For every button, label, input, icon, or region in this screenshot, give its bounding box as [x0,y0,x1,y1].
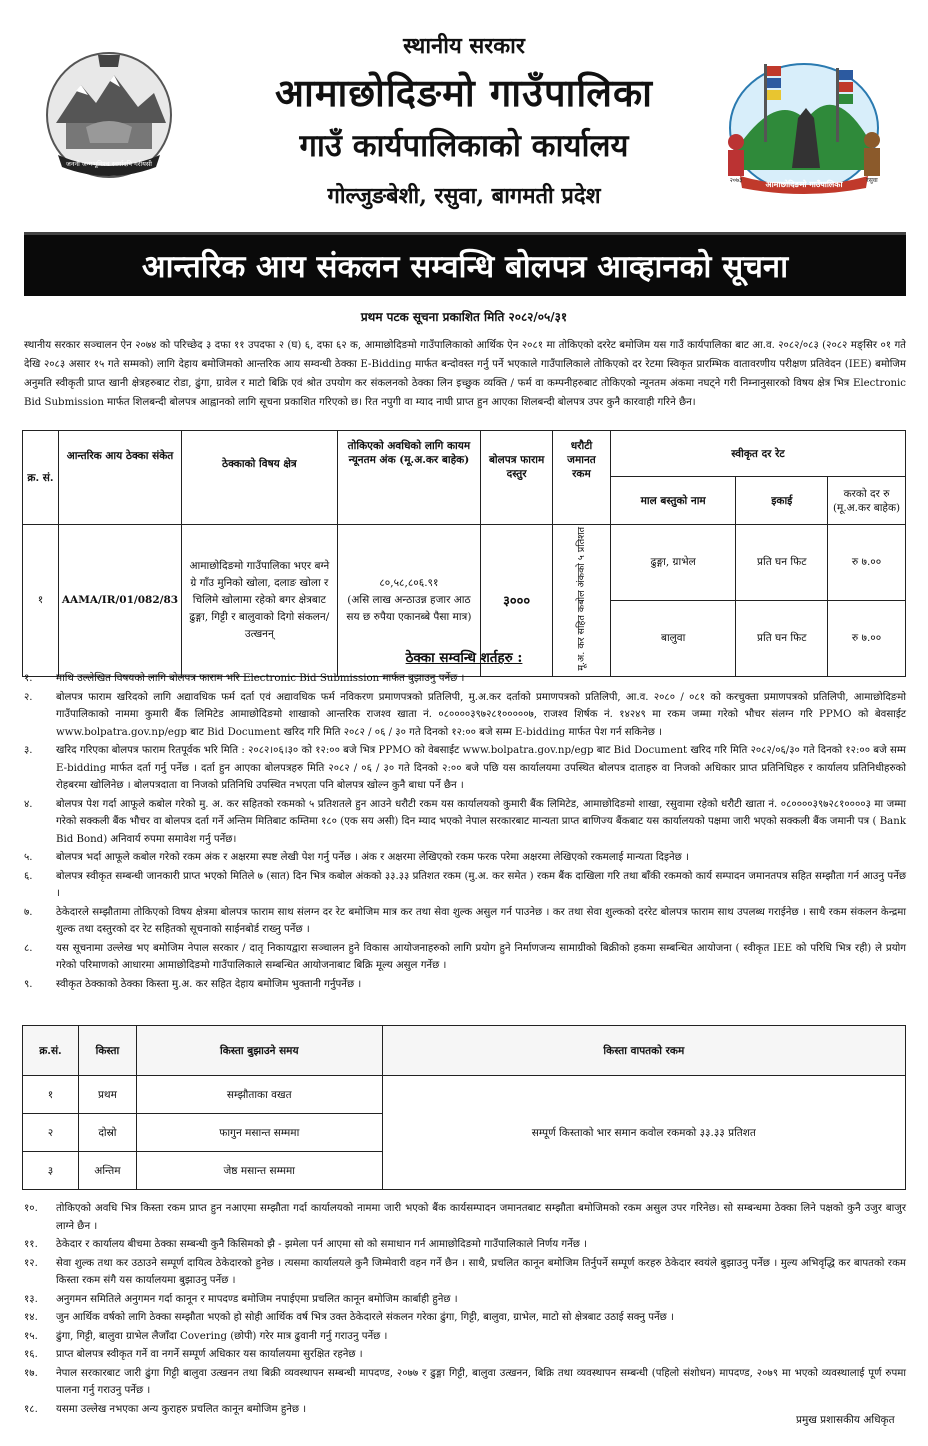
row-form-fee: ३००० [481,525,553,677]
letterhead [0,0,928,225]
local-government-label: स्थानीय सरकार [403,33,525,59]
installment-time: फागुन मसान्त सम्ममा [136,1114,382,1152]
condition-item: १५. ढुंगा, गिट्टी, बालुवा ग्राभेल लैजाँदा Covering (छोपी) गरेर मात्र ढुवानी गर्नु गराउनु पर्नेछ । [24,1330,388,1342]
condition-item: ६. बोलपत्र स्वीकृत सम्बन्धी जानकारी प्राप्त भएको मितिले ७ (सात) दिन भित्र कबोल अंकको ३३.३३ प्रतिशत रकम (मु.अ. कर समेत ) रकम बैंक दाखिला गरि तथा बाँकी रकमको कार्य सम्पादन जमानतपत्र सहित सम्झौता गर्न आउनु पर्नेछ । [24,870,906,899]
installment-sn: ३ [23,1152,79,1190]
logo-year-right: रसुवा [866,177,878,184]
header-unit: इकाई [736,477,828,525]
condition-item: ११. ठेकेदार र कार्यालय बीचमा ठेक्का सम्बन्धी कुनै किसिमको झै - झमेला पर्न आएमा सो को समाधान गर्न आमाछोदिङमो गाउँपालिकाले निर्णय गर्नेछ । [24,1239,587,1250]
item-goods: बालुवा [610,600,736,676]
item-goods: ढुङ्गा, ग्राभेल [610,525,736,601]
header-sn: क्र.सं. [23,1026,79,1076]
conditions-list-a [22,670,906,994]
row-min-amount-words: (असि लाख अन्ठाउन्न हजार आठ सय छ रुपैया एकानब्बे पैसा मात्र) [346,593,472,623]
row-deposit: मू.अ. कर सहित कबोल अंकको ५ प्रतिशत [575,527,587,671]
logo-caption: आमाछोदिङमो गाउँपालिका [765,180,843,189]
header-time: किस्ता बुझाउने समय [136,1026,382,1076]
condition-item: ९. स्वीकृत ठेक्काको ठेक्का किस्ता मु.अ. कर सहित देहाय बमोजिम भुक्तानी गर्नुपर्नेछ । [24,978,362,990]
municipality-logo-icon [716,50,892,200]
condition-item: १८. यसमा उल्लेख नभएका अन्य कुराहरु प्रचलित कानून बमोजिम हुनेछ । [24,1403,307,1415]
header-installment: किस्ता [78,1026,136,1076]
header-deposit: धरौटी जमानत रकम [553,431,611,525]
condition-item: १६. प्राप्त बोलपत्र स्वीकृत गर्ने वा नगर्ने सम्पूर्ण अधिकार यस कार्यालयमा सुरक्षित रहनेछ । [24,1349,363,1360]
installment-table [22,1025,906,1190]
header-tax-rate: करको दर रु (मू.अ.कर बाहेक) [828,477,906,525]
condition-item: १७. नेपाल सरकारबाट जारी ढुंगा गिट्टी बालुवा उत्खनन तथा बिक्री व्यवस्थापन सम्बन्धी मापदण्ड, २०७७ र ढुङ्गा गिट्टी, बालुवा उत्खनन, बिक्रि तथा व्यवस्थापन सम्बन्धी (पहिलो संशोधन) मापदण्ड, २०७९ मा भएको व्यवस्थालाई पूर्ण रुपमा पालना गर्नु गराउनु पर्नेछ । [24,1367,906,1396]
item-rate: रु ७.०० [828,600,906,676]
office-address: गोल्जुङबेशी, रसुवा, बागमती प्रदेश [327,183,601,209]
installment-time: जेष्ठ मसान्त सम्ममा [136,1152,382,1190]
condition-item: ८. यस सूचनामा उल्लेख भए बमोजिम नेपाल सरकार / दातृ निकायद्वारा सञ्चालन हुने विकास आयोजनाहरुको लागि प्रयोग हुने निर्माणजन्य सामाग्रीको बिक्रीको हकमा सम्बन्धित आयोजना ( स्वीकृत IEE को परिधि भित्र रही) ले प्रयोग गरेको परिमाणको आधारमा आमाछोदिङमो गाउँपालिकाले सम्बन्धित आयोजनाबाट बिक्रि मूल्य असुल गर्नेछ । [24,942,906,971]
header-form-fee: बोलपत्र फाराम दस्तुर [481,431,553,525]
row-area: आमाछोदिङमो गाउँपालिका भएर बग्ने ग्रे गाँउ मुनिको खोला, दलाङ खोला र चिलिमे खोलामा रहेको बगर क्षेत्रबाट ढुङ्गा, गिट्टी र बालुवाको दिगो संकलन/उत्खनन् [182,525,338,677]
condition-item: १३. अनुगमन समितिले अनुगमन गर्दा कानून र मापदण्ड बमोजिम नपाईएमा प्रचलित कानून बमोजिम कार्बाही हुनेछ । [24,1293,458,1305]
condition-item: १२. सेवा शुल्क तथा कर उठाउने सम्पूर्ण दायित्व ठेकेदारको हुनेछ । त्यसमा कार्यालयले कुनै जिम्मेवारी वहन गर्ने छैन । साथै, प्रचलित कानून बमोजिम तिर्नुपर्ने सम्पूर्ण करहरु ठेकेदार स्वयंले बुझाउनु पर्नेछ । मुल्य अभिवृद्धि कर बापतको रकम किस्ता रकम संगै यस कार्यालयमा बुझाउनु पर्नेछ । [24,1257,906,1286]
installment-amount: सम्पूर्ण किस्ताको भार समान कवोल रकमको ३३.३३ प्रतिशत [382,1076,905,1190]
installment-sn: १ [23,1076,79,1114]
row-sn: १ [23,525,59,677]
emblem-motto: जननी जन्मभूमिश्च स्वर्गादपि गरीयसी [66,160,152,168]
installment-name: प्रथम [78,1076,136,1114]
installment-name: दोस्रो [78,1114,136,1152]
condition-item: ३. खरिद गरिएका बोलपत्र फाराम रितपूर्वक भरि मिति : २०८२।०६।३० को १२:०० बजे भित्र PPMO को वेबसाईट www.bolpatra.gov.np/egp बाट Bid Document खरिद गरि मिति २०८२/०६/३० गते दिनको १२:०० बजे सम्म E-bidding मार्फत दर्ता गर्नु पर्नेछ । दर्ता हुन आएका बोलपत्रहरु मिति २०८२ / ०६ / ३० गते दिनको २:०० बजे पछि यस कार्यालयमा उपस्थित बोलपत्र दाताहरु वा निजको अधिकार प्राप्त प्रतिनिधिहरु र कार्यालय प्रतिनिधीहरुको रोहबरमा खोलिनेछ । बोलपत्रदाता वा निजको प्रतिनिधि उपस्थित नभएता पनि बोलपत्र खोल्न कुनै बाधा पर्ने छैन । [24,745,906,791]
logo-year-left: २०७३ [729,177,743,184]
row-min-amount: ८०,५८,८०६.९१ [379,576,439,589]
signature-title: प्रमुख प्रशासकीय अधिकृत [796,1414,895,1426]
installment-name: अन्तिम [78,1152,136,1190]
office-name: गाउँ कार्यपालिकाको कार्यालय [299,128,629,164]
notice-title-banner: आन्तरिक आय संकलन सम्वन्धि बोलपत्र आव्हानको सूचना [24,232,906,296]
publication-date: प्रथम पटक सूचना प्रकाशित मिति २०८२/०५/३१ [360,310,568,324]
header-amount: किस्ता वापतको रकम [382,1026,905,1076]
condition-item: १. माथि उल्लेखित विषयको लागि बोलपत्र फाराम भरि Electronic Bid Submission मार्फत बुझाउनु पर्नेछ । [24,673,465,684]
item-unit: प्रति घन फिट [736,600,828,676]
contract-table [22,430,906,677]
installment-time: सम्झौताका वखत [136,1076,382,1114]
installment-sn: २ [23,1114,79,1152]
condition-item: ७. ठेकेदारले सम्झौतामा तोकिएको विषय क्षेत्रमा बोलपत्र फाराम साथ संलग्न दर रेट बमोजिम मात्र कर तथा सेवा शुल्क असुल गर्न पाउनेछ । कर तथा सेवा शुल्कको दररेट बोलपत्र फाराम साथ उपलब्ध गराईनेछ । साथै रकम संकलन केन्द्रमा शुल्क तथा दस्तुरको दर रेट सहितको सूचनाको साईनबोर्ड राख्नु पर्नेछ । [24,906,906,935]
conditions-title: ठेक्का सम्वन्धि शर्तहरु : [405,650,523,666]
intro-paragraph: स्थानीय सरकार सञ्चालन ऐन २०७४ को परिच्छेद ३ दफा ११ उपदफा २ (घ) ६, दफा ६२ क, आमाछोदिङमो गाउँपालिकाको आर्थिक ऐन २०८१ मा तोकिएको दररेट बमोजिम यस गाउँ कार्यपालिका बाट आ.व. २०८२/०८३ (२०८२ मङ्सिर ०१ गते देखि २०८३ असार १५ गते सम्मको) लागि देहाय बमोजिमको आन्तरिक आय सम्वन्धी ठेक्का E-Bidding मार्फत बन्दोवस्त गर्नु पर्ने भएकाले गाउँपालिकाले तोकिएको दर रेटमा स्विकृत प्रारम्भिक वातावरणीय परीक्षण प्रतिवेदन (IEE) बमोजिम अनुमति स्वीकृती प्राप्त खानी क्षेत्रहरुबाट रोडा, ढुंगा, ग्रावेल र माटो बिक्रि एवं श्रोत उपयोग कर संकलनको ठेक्का लिन इच्छुक व्यक्ति / फर्म वा कम्पनीहरुबाट तोकिएको न्यूनतम अंकमा नघट्ने गरी निम्नानुसारको विषय क्षेत्र भित्र Electronic Bid Submission मार्फत शिलबन्दी बोलपत्र आह्वानको लागि सूचना प्रकाशित गरिएको छ। रित नपुगी वा म्याद नाघी प्राप्त हुन आएका शिलबन्दी बोलपत्र उपर कुनै कारवाही गरिने छैन। [24,340,906,408]
header-area: ठेक्काको विषय क्षेत्र [182,431,338,525]
header-approved-rate: स्वीकृत दर रेट [610,431,905,477]
header-code: आन्तरिक आय ठेक्का संकेत [58,431,181,525]
municipality-name: आमाछोदिङमो गाउँपालिका [274,70,654,115]
item-rate: रु ७.०० [828,525,906,601]
condition-item: २. बोलपत्र फाराम खरिदको लागि अद्यावधिक फर्म दर्ता एवं अद्यावधिक फर्म नविकरण प्रमाणपत्रको प्रतिलिपी, मु.अ.कर दर्ताको प्रमाणपत्रको प्रतिलिपी, आ.व. २०८० / ०८१ को करचुक्ता प्रमाणपत्रको प्रतिलिपी, आमाछोदिङमो गाउँपालिकाको नाममा कुमारी बैंक लिमिटेड आमाछोदिङमो शाखाको आन्तरिक राजश्व खाता नं. ०८००००३९७२८१०००००७, राजश्व शिर्षक नं. १४२४९ मा रकम जम्मा गरेको भौचर संलग्न गरि PPMO को बेवसाईट www.bolpatra.gov.np/egp बाट Bid Document खरिद गरि मिति २०८२ / ०६ / ३० गते दिनको १२:०० बजे सम्म E-bidding मार्फत पेश गर्न सकिनेछ । [24,691,906,738]
condition-item: ५. बोलपत्र भर्दा आफूले कबोल गरेको रकम अंक र अक्षरमा स्पष्ट लेखी पेश गर्नु पर्नेछ । अंक र अक्षरमा लेखिएको रकम फरक परेमा अक्षरमा लेखिएको रकमलाई मान्यता दिइनेछ । [24,852,689,863]
condition-item: १०. तोकिएको अवधि भित्र किस्ता रकम प्राप्त हुन नआएमा सम्झौता गर्दा कार्यालयको नाममा जारी भएको बैंक कार्यसम्पादन जमानतबाट सम्झौता बमोजिमको रकम असुल उपर गरिनेछ। सो सम्बन्धमा ठेक्का लिने पक्षको कुनै उजुर बाजुर लाग्ने छैन । [24,1203,906,1232]
header-goods: माल बस्तुको नाम [610,477,736,525]
conditions-list-b [22,1200,906,1419]
header-sn: क्र. सं. [23,431,59,525]
header-min-amount: तोकिएको अवधिको लागि कायम न्यूनतम अंक (मू.अ.कर बाहेक) [337,431,481,525]
condition-item: १४. जुन आर्थिक वर्षको लागि ठेक्का सम्झौता भएको हो सोही आर्थिक वर्ष भित्र उक्त ठेकेदारले संकलन गरेका ढुंगा, गिट्टी, बालुवा, ग्राभेल, माटो सो क्षेत्रबाट उठाई सक्नु पर्नेछ । [24,1312,674,1323]
condition-item: ४. बोलपत्र पेश गर्दा आफूले कबोल गरेको मु. अ. कर सहितको रकमको ५ प्रतिशतले हुन आउने धरौटी रकम यस कार्यालयको कुमारी बैंक लिमिटेड, आमाछोदिङमो शाखा, रसुवामा रहेको धरौटी खाता नं. ०८००००३९७२८१००००३ मा जम्मा गरेको सक्कली बैंक भौचर वा बोलपत्र दर्ता गर्ने अन्तिम मितिबाट कम्तिमा १८० (एक सय असी) दिन म्याद भएको नेपाल सरकारबाट मान्यता प्राप्त बाणिज्य बैंकबाट यस कार्यालयको पक्षमा जारी भएको सक्कली बैंक जमानी पत्र ( Bank Bid Bond) अनिवार्य रुपमा समावेश गर्नु पर्नेछ। [24,798,906,845]
item-unit: प्रति घन फिट [736,525,828,601]
row-code: AAMA/IR/01/082/83 [58,525,181,677]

━━━━━━━━━━

- **WRITTEN EXERCISE**: Copy out the rows above verbatim, starting at the line with "row-form-fee: ३००० [481,525,553,677]" and ending at the line with "condition-item: १५. ढुंगा, गिट्टी, बालुवा", including both of those lines.

- **ANSWER BELOW**:
row-form-fee: ३००० [481,525,553,677]
letterhead [0,0,928,225]
local-government-label: स्थानीय सरकार [403,33,525,59]
installment-time: फागुन मसान्त सम्ममा [136,1114,382,1152]
condition-item: १५. ढुंगा, गिट्टी, बालुवा ग्राभेल लैजाँदा Covering (छोपी) गरेर मात्र ढुवानी गर्नु गराउनु पर्नेछ । [24,1330,388,1342]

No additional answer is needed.